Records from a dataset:
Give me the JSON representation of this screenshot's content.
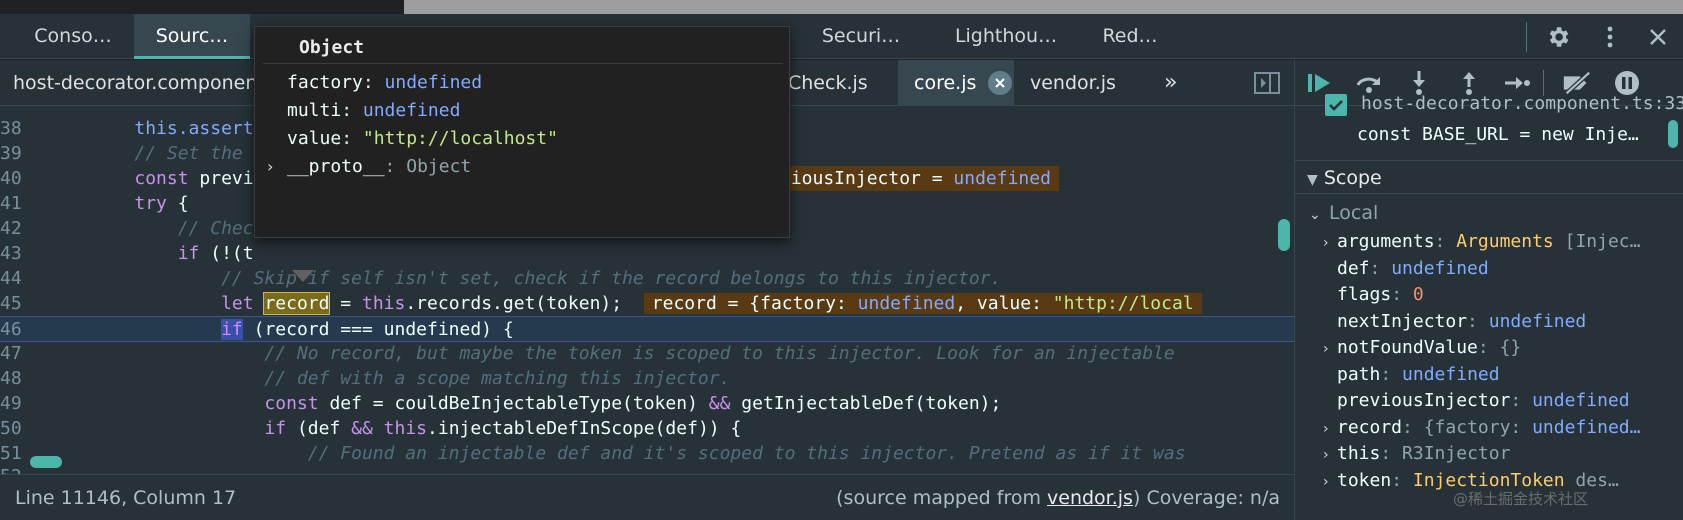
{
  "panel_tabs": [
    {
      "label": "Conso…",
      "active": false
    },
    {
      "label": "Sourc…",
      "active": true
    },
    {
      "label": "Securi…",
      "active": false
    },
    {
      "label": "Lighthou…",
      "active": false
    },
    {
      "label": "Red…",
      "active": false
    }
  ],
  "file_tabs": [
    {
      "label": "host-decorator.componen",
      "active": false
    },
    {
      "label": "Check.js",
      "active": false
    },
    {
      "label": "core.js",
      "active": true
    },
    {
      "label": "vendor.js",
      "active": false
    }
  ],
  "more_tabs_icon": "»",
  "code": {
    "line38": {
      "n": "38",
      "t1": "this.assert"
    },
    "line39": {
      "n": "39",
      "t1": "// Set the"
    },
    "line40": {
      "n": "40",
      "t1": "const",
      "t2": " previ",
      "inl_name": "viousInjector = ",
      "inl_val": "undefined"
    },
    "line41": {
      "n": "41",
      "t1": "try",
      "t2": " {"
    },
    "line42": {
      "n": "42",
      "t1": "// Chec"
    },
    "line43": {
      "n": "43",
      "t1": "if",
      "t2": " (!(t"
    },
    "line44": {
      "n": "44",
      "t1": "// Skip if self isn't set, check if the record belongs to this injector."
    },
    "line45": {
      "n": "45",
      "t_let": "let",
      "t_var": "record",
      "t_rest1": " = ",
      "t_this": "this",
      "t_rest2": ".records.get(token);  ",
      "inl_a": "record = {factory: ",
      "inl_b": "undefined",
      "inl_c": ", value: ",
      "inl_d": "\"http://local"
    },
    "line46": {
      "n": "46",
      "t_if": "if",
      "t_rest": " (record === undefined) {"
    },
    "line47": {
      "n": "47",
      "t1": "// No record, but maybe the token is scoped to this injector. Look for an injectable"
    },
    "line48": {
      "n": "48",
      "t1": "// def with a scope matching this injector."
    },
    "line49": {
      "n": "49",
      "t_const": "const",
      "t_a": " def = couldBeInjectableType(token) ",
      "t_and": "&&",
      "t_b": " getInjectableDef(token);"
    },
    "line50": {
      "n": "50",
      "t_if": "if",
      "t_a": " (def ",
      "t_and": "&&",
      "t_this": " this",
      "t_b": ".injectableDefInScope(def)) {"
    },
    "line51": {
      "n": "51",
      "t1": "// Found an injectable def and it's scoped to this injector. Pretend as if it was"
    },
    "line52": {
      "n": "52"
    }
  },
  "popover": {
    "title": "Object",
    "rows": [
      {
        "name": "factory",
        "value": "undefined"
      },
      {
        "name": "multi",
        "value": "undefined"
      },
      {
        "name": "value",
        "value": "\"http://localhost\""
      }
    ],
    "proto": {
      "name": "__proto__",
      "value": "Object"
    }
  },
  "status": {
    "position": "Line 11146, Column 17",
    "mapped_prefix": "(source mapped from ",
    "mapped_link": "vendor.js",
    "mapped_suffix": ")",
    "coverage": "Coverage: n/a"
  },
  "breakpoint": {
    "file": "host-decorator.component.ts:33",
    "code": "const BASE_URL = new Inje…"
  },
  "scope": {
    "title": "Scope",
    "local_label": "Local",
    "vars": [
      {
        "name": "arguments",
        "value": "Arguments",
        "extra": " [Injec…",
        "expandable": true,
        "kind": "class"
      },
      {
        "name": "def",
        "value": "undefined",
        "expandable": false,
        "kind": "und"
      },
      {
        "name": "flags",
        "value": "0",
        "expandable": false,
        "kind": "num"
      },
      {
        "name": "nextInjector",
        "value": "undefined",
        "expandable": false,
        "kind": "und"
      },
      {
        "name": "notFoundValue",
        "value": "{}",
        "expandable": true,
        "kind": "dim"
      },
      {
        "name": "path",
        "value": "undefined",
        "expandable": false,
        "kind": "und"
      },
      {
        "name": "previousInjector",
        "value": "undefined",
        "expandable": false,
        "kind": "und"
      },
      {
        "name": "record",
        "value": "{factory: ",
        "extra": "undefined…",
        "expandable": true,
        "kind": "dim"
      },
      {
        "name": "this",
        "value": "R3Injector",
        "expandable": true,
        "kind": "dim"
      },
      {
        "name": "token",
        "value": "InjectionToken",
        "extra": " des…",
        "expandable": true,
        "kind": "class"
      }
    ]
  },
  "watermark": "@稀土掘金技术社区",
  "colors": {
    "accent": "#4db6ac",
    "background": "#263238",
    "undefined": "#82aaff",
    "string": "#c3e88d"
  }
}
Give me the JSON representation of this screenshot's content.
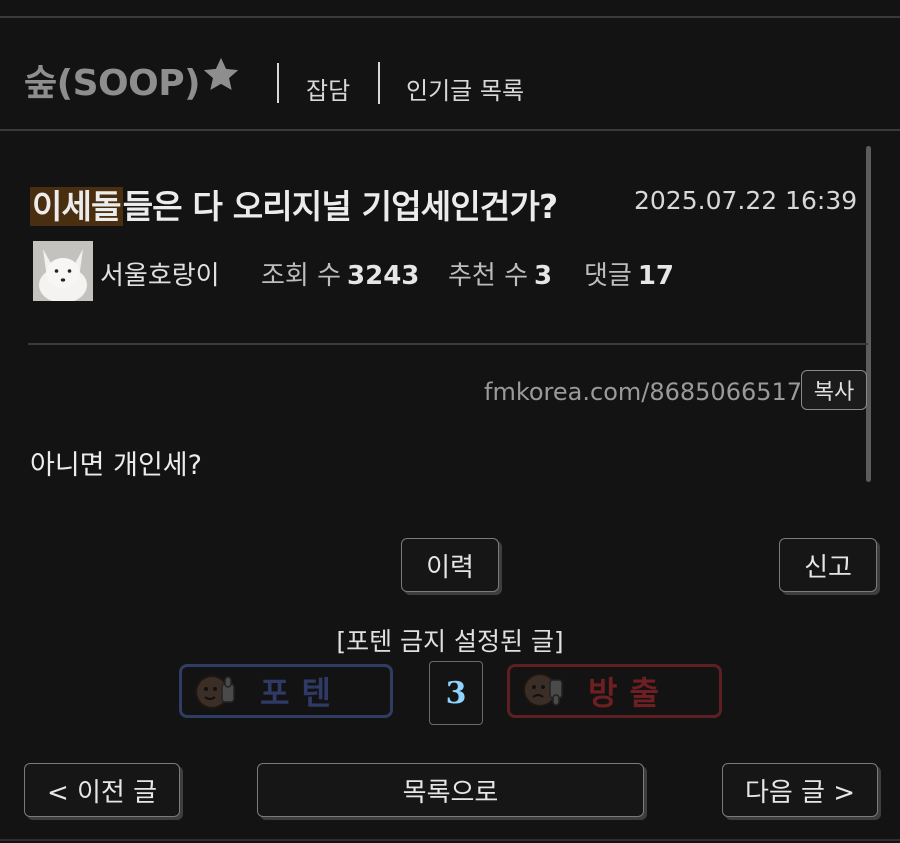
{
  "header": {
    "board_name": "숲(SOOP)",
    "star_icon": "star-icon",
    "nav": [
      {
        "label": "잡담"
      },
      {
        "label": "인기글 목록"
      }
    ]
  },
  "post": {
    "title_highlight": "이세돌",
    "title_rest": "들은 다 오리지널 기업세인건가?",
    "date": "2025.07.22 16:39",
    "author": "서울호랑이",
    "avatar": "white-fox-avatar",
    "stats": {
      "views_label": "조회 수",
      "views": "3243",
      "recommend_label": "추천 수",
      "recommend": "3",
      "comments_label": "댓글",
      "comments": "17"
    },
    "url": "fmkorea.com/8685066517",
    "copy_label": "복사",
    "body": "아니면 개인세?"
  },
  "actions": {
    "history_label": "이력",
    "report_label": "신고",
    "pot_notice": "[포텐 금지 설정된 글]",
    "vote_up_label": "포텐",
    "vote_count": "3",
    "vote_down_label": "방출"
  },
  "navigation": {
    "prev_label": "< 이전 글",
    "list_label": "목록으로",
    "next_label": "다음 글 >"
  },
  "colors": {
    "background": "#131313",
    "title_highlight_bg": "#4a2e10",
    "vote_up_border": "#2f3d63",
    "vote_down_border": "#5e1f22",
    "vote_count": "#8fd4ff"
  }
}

WHAT IS BEING ASKED:
Go through the material above and count the lines that contain "const"; answer with the number alone.

SOLUTION TO THIS EXERCISE:
3